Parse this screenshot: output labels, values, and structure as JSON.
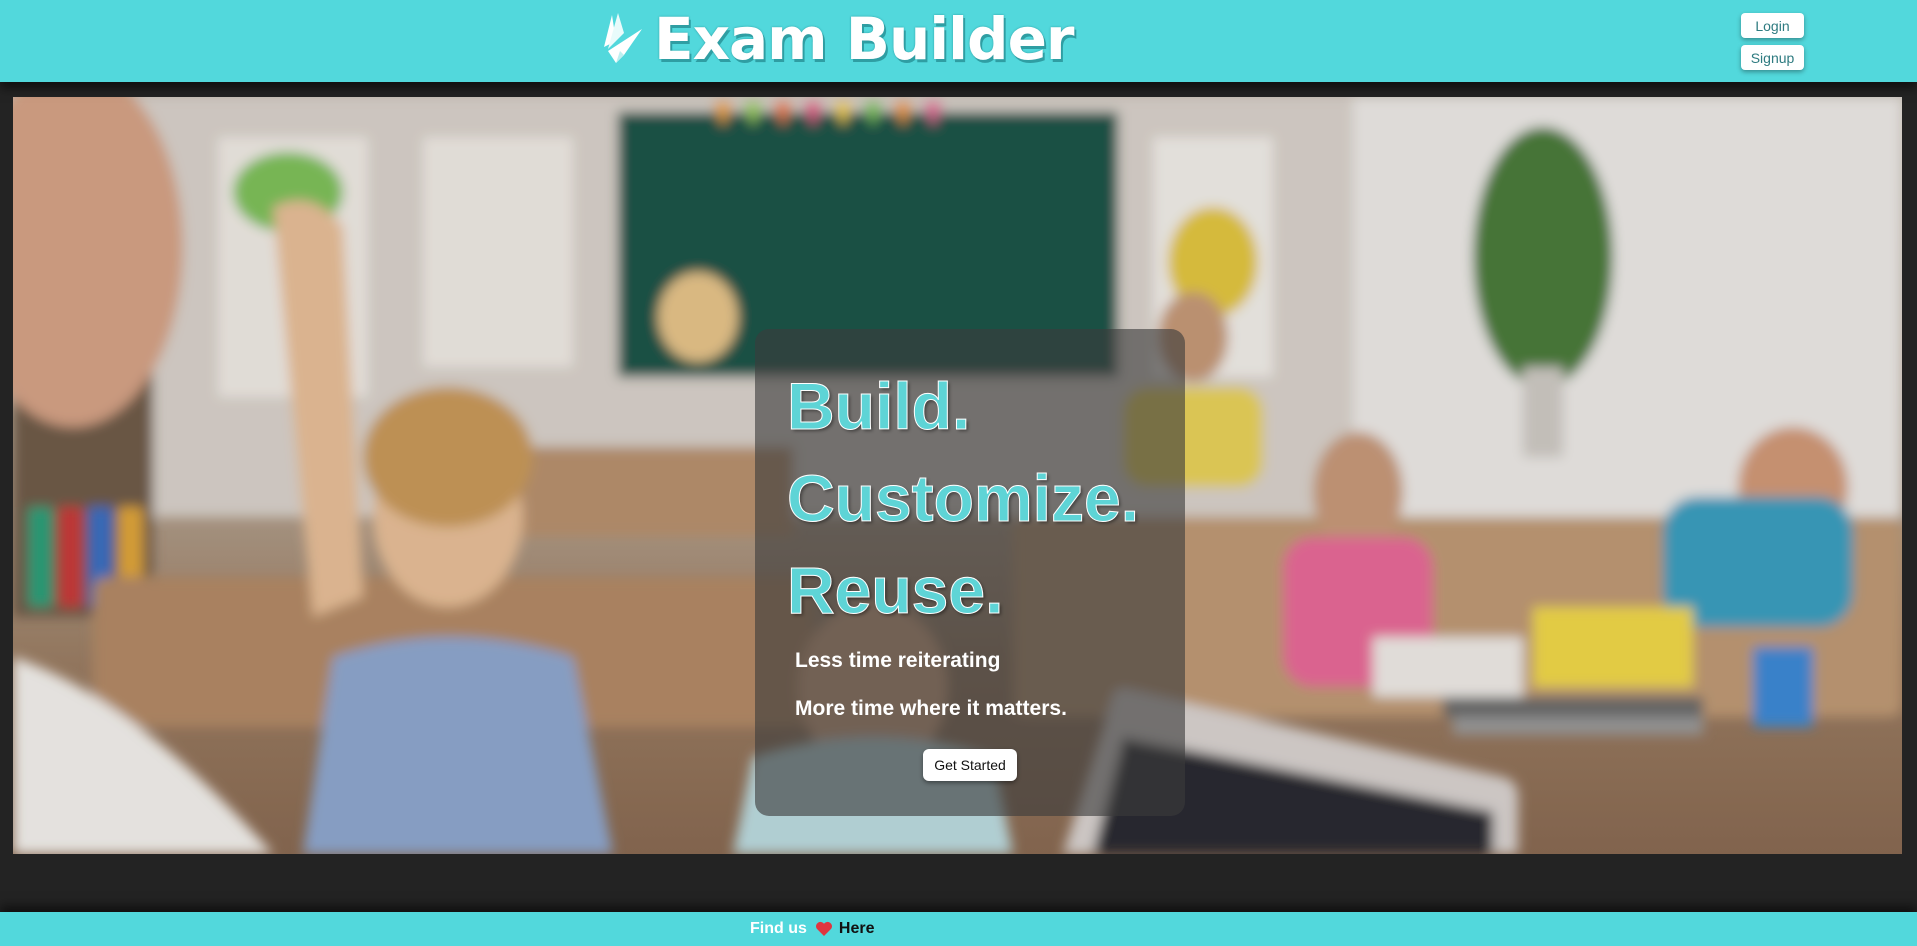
{
  "header": {
    "brand": "Exam Builder",
    "login_label": "Login",
    "signup_label": "Signup"
  },
  "hero": {
    "headline": [
      "Build.",
      "Customize.",
      "Reuse."
    ],
    "sublines": [
      "Less time reiterating",
      "More time where it matters."
    ],
    "cta_label": "Get Started",
    "background_image": "classroom-photo"
  },
  "footer": {
    "find_us": "Find us",
    "link_label": "Here",
    "icon": "heart-icon"
  },
  "colors": {
    "accent": "#52d8dc",
    "dark_band": "#232323",
    "headline": "#5ed4d6",
    "heart": "#e0353f"
  }
}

+++++

» Written task
Leave out all images, then reproduce the entries above exactly.

» Finished answer
Parse this screenshot: output labels, values, and structure as JSON.
{
  "header": {
    "brand": "Exam Builder",
    "login_label": "Login",
    "signup_label": "Signup"
  },
  "hero": {
    "headline": [
      "Build.",
      "Customize.",
      "Reuse."
    ],
    "sublines": [
      "Less time reiterating",
      "More time where it matters."
    ],
    "cta_label": "Get Started",
    "background_image": "classroom-photo"
  },
  "footer": {
    "find_us": "Find us",
    "link_label": "Here",
    "icon": "heart-icon"
  },
  "colors": {
    "accent": "#52d8dc",
    "dark_band": "#232323",
    "headline": "#5ed4d6",
    "heart": "#e0353f"
  }
}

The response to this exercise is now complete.